Items listed in a dataset:

====

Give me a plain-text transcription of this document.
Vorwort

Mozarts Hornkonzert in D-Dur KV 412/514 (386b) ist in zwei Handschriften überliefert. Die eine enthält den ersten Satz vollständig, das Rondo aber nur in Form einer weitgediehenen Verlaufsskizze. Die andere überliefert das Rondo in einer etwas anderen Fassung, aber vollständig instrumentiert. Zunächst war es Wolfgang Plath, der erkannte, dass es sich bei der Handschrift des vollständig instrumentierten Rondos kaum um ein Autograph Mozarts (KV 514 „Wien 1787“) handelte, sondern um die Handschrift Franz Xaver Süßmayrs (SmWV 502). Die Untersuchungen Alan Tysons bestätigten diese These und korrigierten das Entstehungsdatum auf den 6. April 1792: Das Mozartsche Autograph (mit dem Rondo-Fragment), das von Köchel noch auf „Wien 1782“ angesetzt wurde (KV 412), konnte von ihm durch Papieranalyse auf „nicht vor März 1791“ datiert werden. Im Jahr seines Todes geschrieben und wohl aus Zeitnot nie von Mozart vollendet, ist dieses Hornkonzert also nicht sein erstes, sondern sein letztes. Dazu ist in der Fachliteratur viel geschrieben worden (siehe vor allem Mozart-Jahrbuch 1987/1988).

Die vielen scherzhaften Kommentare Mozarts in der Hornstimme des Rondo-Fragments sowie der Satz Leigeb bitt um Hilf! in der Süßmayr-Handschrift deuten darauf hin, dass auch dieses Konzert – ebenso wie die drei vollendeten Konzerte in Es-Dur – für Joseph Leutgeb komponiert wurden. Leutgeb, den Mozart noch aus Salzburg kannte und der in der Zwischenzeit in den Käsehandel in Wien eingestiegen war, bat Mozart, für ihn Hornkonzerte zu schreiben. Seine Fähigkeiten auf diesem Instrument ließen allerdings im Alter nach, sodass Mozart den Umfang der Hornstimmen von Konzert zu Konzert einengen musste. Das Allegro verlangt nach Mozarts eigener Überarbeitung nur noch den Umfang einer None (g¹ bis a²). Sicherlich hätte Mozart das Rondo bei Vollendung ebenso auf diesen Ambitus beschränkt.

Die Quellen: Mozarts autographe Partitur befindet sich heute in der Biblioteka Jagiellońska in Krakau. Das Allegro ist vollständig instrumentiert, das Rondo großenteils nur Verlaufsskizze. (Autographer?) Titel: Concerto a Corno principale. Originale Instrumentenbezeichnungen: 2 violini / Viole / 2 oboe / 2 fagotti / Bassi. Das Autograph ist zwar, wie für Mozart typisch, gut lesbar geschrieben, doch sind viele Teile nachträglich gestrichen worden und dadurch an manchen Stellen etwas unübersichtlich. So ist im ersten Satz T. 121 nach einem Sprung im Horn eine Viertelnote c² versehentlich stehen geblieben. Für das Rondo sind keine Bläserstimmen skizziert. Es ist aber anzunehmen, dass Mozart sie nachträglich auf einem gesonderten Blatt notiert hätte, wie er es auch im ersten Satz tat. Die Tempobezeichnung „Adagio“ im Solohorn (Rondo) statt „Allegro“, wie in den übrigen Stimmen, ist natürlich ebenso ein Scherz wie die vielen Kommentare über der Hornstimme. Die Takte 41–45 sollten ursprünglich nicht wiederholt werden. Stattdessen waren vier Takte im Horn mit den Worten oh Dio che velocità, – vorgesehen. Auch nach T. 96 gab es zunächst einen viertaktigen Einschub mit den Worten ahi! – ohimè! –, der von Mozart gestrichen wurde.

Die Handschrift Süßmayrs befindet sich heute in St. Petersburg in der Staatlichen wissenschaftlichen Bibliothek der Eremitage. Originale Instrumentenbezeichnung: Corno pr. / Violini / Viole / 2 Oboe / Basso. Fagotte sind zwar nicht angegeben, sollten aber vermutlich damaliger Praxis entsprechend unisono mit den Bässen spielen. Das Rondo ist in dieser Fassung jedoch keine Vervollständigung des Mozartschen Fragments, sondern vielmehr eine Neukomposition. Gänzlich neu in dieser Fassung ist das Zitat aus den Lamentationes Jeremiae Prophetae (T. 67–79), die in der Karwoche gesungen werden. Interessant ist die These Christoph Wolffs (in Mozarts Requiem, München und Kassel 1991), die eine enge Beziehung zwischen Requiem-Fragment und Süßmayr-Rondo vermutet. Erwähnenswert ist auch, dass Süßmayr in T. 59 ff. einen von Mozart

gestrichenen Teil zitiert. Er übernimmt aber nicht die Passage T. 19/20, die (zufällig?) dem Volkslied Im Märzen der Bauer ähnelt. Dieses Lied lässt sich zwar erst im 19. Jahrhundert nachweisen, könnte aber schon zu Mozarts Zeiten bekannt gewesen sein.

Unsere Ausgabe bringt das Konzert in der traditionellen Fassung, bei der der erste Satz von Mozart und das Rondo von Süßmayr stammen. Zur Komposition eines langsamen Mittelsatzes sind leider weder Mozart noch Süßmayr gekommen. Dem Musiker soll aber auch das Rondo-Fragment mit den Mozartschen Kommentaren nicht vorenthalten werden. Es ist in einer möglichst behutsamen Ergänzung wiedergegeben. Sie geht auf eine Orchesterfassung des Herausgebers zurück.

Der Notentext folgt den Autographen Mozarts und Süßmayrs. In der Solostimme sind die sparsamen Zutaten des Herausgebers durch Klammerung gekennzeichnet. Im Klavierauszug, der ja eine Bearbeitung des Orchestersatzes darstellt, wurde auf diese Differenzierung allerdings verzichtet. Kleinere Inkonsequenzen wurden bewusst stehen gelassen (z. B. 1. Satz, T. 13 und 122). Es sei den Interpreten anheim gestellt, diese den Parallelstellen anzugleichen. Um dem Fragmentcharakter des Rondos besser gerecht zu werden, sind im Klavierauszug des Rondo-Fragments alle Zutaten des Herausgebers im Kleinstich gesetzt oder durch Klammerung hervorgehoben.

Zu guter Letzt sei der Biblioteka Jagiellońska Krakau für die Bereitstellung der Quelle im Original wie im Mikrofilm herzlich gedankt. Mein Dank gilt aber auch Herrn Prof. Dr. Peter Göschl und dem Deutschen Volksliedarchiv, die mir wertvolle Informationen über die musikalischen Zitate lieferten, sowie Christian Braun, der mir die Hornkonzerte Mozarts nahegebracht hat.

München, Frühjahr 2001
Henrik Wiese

====

DESCRIPTION OF THE TASK: Reproduce every line from the entries that holds the word "sondern".

SOLUTION TO THE PROBLEM:
Mozarts Hornkonzert in D-Dur KV 412/514 (386b) ist in zwei Handschriften überliefert. Die eine enthält den ersten Satz vollständig, das Rondo aber nur in Form einer weitgediehenen Verlaufsskizze. Die andere überliefert das Rondo in einer etwas anderen Fassung, aber vollständig instrumentiert. Zunächst war es Wolfgang Plath, der erkannte, dass es sich bei der Handschrift des vollständig instrumentierten Rondos kaum um ein Autograph Mozarts (KV 514 „Wien 1787“) handelte, sondern um die Handschrift Franz Xaver Süßmayrs (SmWV 502). Die Untersuchungen Alan Tysons bestätigten diese These und korrigierten das Entstehungsdatum auf den 6. April 1792: Das Mozartsche Autograph (mit dem Rondo-Fragment), das von Köchel noch auf „Wien 1782“ angesetzt wurde (KV 412), konnte von ihm durch Papieranalyse auf „nicht vor März 1791“ datiert werden. Im Jahr seines Todes geschrieben und wohl aus Zeitnot nie von Mozart vollendet, ist dieses Hornkonzert also nicht sein erstes, sondern sein letztes. Dazu ist in der Fachliteratur viel geschrieben worden (siehe vor allem Mozart-Jahrbuch 1987/1988).
Die Handschrift Süßmayrs befindet sich heute in St. Petersburg in der Staatlichen wissenschaftlichen Bibliothek der Eremitage. Originale Instrumentenbezeichnung: Corno pr. / Violini / Viole / 2 Oboe / Basso. Fagotte sind zwar nicht angegeben, sollten aber vermutlich damaliger Praxis entsprechend unisono mit den Bässen spielen. Das Rondo ist in dieser Fassung jedoch keine Vervollständigung des Mozartschen Fragments, sondern vielmehr eine Neukomposition. Gänzlich neu in dieser Fassung ist das Zitat aus den Lamentationes Jeremiae Prophetae (T. 67–79), die in der Karwoche gesungen werden. Interessant ist die These Christoph Wolffs (in Mozarts Requiem, München und Kassel 1991), die eine enge Beziehung zwischen Requiem-Fragment und Süßmayr-Rondo vermutet. Erwähnenswert ist auch, dass Süßmayr in T. 59 ff. einen von Mozart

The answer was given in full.